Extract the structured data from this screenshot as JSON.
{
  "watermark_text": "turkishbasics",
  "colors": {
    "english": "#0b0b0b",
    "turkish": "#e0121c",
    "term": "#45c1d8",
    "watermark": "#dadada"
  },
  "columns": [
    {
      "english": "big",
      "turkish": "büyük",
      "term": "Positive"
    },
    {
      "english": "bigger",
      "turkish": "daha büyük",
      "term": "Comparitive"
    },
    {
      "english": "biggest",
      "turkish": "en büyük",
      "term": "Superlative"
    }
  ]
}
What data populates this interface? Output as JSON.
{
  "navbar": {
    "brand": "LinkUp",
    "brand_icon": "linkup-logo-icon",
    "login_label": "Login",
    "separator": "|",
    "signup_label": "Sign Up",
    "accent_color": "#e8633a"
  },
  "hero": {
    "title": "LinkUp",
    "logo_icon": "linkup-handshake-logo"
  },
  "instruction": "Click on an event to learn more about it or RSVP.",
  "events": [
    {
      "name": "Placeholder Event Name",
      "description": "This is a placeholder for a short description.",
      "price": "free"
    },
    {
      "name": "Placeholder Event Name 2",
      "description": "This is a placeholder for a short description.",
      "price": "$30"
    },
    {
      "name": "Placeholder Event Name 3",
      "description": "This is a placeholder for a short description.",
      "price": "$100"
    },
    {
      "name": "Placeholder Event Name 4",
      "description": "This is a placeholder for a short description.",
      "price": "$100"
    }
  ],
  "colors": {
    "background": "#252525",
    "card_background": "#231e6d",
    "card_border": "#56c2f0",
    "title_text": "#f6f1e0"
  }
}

•••

Pick out the lines that contain "name" and copy them.

      "name": "Placeholder Event Name",
      "name": "Placeholder Event Name 2",
      "name": "Placeholder Event Name 3",
      "name": "Placeholder Event Name 4",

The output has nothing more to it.